* [RAW DATA]
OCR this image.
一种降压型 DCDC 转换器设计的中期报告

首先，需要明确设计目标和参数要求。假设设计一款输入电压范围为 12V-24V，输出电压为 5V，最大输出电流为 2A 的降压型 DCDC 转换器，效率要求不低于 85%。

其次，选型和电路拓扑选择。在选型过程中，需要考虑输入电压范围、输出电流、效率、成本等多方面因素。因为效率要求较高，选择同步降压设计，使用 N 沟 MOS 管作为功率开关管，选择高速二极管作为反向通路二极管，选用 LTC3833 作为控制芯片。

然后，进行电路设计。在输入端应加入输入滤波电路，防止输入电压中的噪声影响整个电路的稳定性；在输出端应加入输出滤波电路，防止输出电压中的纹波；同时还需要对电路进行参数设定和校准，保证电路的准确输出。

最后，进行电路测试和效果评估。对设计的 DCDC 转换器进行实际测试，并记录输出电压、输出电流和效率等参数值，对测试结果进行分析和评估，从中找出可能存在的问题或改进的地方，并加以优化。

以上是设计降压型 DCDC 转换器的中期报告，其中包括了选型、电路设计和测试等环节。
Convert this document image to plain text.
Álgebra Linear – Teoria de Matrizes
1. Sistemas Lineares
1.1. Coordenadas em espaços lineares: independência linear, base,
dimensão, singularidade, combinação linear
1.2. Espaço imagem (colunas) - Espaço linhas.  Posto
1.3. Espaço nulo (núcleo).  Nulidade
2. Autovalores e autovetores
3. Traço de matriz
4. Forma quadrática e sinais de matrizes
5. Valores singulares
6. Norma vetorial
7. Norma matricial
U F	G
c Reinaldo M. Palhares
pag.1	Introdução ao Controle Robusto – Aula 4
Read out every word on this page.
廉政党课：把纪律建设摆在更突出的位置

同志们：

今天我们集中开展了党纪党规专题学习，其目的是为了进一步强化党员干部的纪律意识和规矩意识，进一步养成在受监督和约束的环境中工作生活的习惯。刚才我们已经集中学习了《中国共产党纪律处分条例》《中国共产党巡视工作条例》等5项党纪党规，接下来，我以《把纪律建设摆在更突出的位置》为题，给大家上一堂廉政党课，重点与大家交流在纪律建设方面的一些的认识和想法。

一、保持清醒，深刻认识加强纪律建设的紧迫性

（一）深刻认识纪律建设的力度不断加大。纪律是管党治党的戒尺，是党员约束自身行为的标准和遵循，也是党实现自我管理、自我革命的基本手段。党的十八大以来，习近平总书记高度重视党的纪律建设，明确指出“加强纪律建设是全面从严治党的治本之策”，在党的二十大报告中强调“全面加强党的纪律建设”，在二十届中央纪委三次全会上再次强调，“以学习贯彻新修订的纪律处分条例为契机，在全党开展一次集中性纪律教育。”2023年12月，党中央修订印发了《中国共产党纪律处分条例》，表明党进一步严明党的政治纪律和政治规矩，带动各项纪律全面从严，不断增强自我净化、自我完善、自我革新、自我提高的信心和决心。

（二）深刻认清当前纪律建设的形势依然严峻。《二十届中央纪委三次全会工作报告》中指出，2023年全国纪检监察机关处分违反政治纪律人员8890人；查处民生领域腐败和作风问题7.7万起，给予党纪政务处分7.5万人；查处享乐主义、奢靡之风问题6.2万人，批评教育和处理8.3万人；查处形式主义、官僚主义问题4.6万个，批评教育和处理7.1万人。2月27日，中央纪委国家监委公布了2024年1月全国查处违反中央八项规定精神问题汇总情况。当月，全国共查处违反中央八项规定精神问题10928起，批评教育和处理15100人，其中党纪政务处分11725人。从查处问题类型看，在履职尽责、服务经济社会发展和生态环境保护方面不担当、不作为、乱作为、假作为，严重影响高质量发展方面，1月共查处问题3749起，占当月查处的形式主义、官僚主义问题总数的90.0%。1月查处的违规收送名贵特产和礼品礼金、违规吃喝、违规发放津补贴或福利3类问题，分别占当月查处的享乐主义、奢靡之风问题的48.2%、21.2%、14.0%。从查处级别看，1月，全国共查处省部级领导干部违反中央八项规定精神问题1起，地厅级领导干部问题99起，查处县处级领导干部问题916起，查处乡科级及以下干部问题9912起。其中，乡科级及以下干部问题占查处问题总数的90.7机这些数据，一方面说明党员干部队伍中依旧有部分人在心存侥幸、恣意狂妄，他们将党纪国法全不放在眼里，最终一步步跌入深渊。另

* [EXERCISE BRIEF]
Pull out each line containing the word "DCDC" and copy it.

* [WRITTEN ANSWER]
一种降压型 DCDC 转换器设计的中期报告
首先，需要明确设计目标和参数要求。假设设计一款输入电压范围为 12V-24V，输出电压为 5V，最大输出电流为 2A 的降压型 DCDC 转换器，效率要求不低于 85%。
最后，进行电路测试和效果评估。对设计的 DCDC 转换器进行实际测试，并记录输出电压、输出电流和效率等参数值，对测试结果进行分析和评估，从中找出可能存在的问题或改进的地方，并加以优化。
以上是设计降压型 DCDC 转换器的中期报告，其中包括了选型、电路设计和测试等环节。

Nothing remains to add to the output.